Reproduce every one of the entries below word for word, but omit the pictures.

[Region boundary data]
-- begin --
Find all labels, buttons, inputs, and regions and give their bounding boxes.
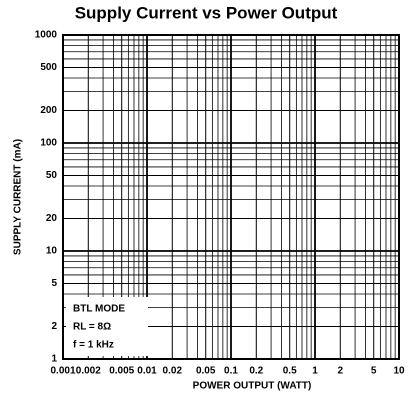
plot-frame <box>62 34 400 360</box>
chart-title: Supply Current vs Power Output <box>75 3 338 22</box>
x-tick-label: 0.005 <box>109 366 134 377</box>
y-tick-label: 2 <box>51 321 57 332</box>
y-tick-label: 5 <box>51 278 57 289</box>
y-tick-label: 50 <box>46 170 58 181</box>
y-tick-label: 20 <box>46 213 58 224</box>
y-axis-label: SUPPLY CURRENT (mA) <box>13 139 24 255</box>
x-tick-label: 0.2 <box>249 366 263 377</box>
annotation-box <box>66 297 148 356</box>
annotation: RL = 8Ω <box>73 322 111 333</box>
y-tick-label: 10 <box>46 246 58 257</box>
y-tick-label: 1 <box>51 354 57 365</box>
x-tick-label: 0.05 <box>196 366 216 377</box>
x-axis-label: POWER OUTPUT (WATT) <box>193 381 312 392</box>
x-tick-label: 0.01 <box>137 366 157 377</box>
x-tick-label: 0.002 <box>76 366 101 377</box>
x-tick-label: 10 <box>393 366 405 377</box>
y-tick-label: 200 <box>40 105 57 116</box>
x-tick-label: 1 <box>312 366 318 377</box>
x-tick-label: 0.001 <box>50 366 75 377</box>
x-tick-label: 2 <box>338 366 344 377</box>
y-tick-label: 1000 <box>35 30 58 41</box>
x-tick-label: 0.5 <box>283 366 297 377</box>
x-tick-label: 0.1 <box>224 366 238 377</box>
y-tick-label: 100 <box>40 138 57 149</box>
x-tick-label: 0.02 <box>163 366 183 377</box>
y-tick-label: 500 <box>40 62 57 73</box>
x-tick-label: 5 <box>371 366 377 377</box>
annotation: f = 1 kHz <box>73 340 114 351</box>
annotation: BTL MODE <box>73 304 125 315</box>
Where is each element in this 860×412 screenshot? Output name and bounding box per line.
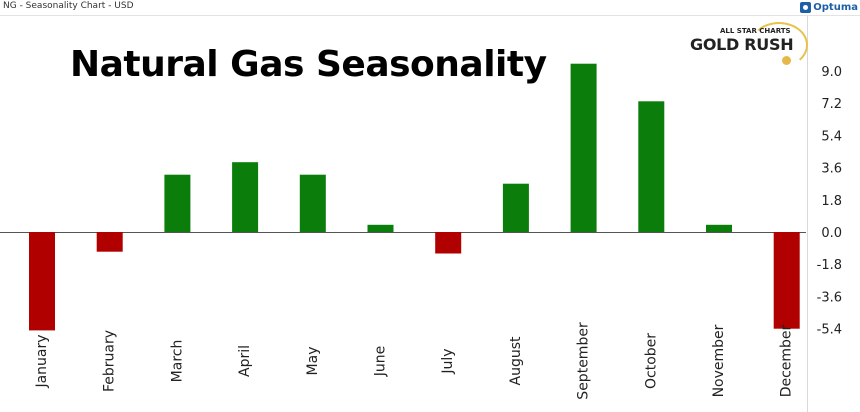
-- end --
[Worked solution]
Find all labels, buttons, inputs, and regions and give their bounding boxes.
plot-frame <box>62 34 400 360</box>
chart-title: Supply Current vs Power Output <box>75 3 338 22</box>
x-tick-label: 0.005 <box>109 366 134 377</box>
y-tick-label: 2 <box>51 321 57 332</box>
y-tick-label: 5 <box>51 278 57 289</box>
y-tick-label: 50 <box>46 170 58 181</box>
y-tick-label: 20 <box>46 213 58 224</box>
y-axis-label: SUPPLY CURRENT (mA) <box>13 139 24 255</box>
x-tick-label: 0.2 <box>249 366 263 377</box>
annotation-box <box>66 297 148 356</box>
annotation: RL = 8Ω <box>73 322 111 333</box>
y-tick-label: 10 <box>46 246 58 257</box>
y-tick-label: 1 <box>51 354 57 365</box>
x-tick-label: 0.05 <box>196 366 216 377</box>
x-axis-label: POWER OUTPUT (WATT) <box>193 381 312 392</box>
x-tick-label: 0.01 <box>137 366 157 377</box>
x-tick-label: 0.002 <box>76 366 101 377</box>
x-tick-label: 10 <box>393 366 405 377</box>
y-tick-label: 200 <box>40 105 57 116</box>
x-tick-label: 1 <box>312 366 318 377</box>
x-tick-label: 0.001 <box>50 366 75 377</box>
x-tick-label: 2 <box>338 366 344 377</box>
y-tick-label: 1000 <box>35 30 58 41</box>
x-tick-label: 0.5 <box>283 366 297 377</box>
x-tick-label: 0.1 <box>224 366 238 377</box>
y-tick-label: 100 <box>40 138 57 149</box>
x-tick-label: 0.02 <box>163 366 183 377</box>
y-tick-label: 500 <box>40 62 57 73</box>
x-tick-label: 5 <box>371 366 377 377</box>
annotation: f = 1 kHz <box>73 340 114 351</box>
annotation: BTL MODE <box>73 304 125 315</box>
Where is each element in this 860×412 screenshot? Output name and bounding box per line.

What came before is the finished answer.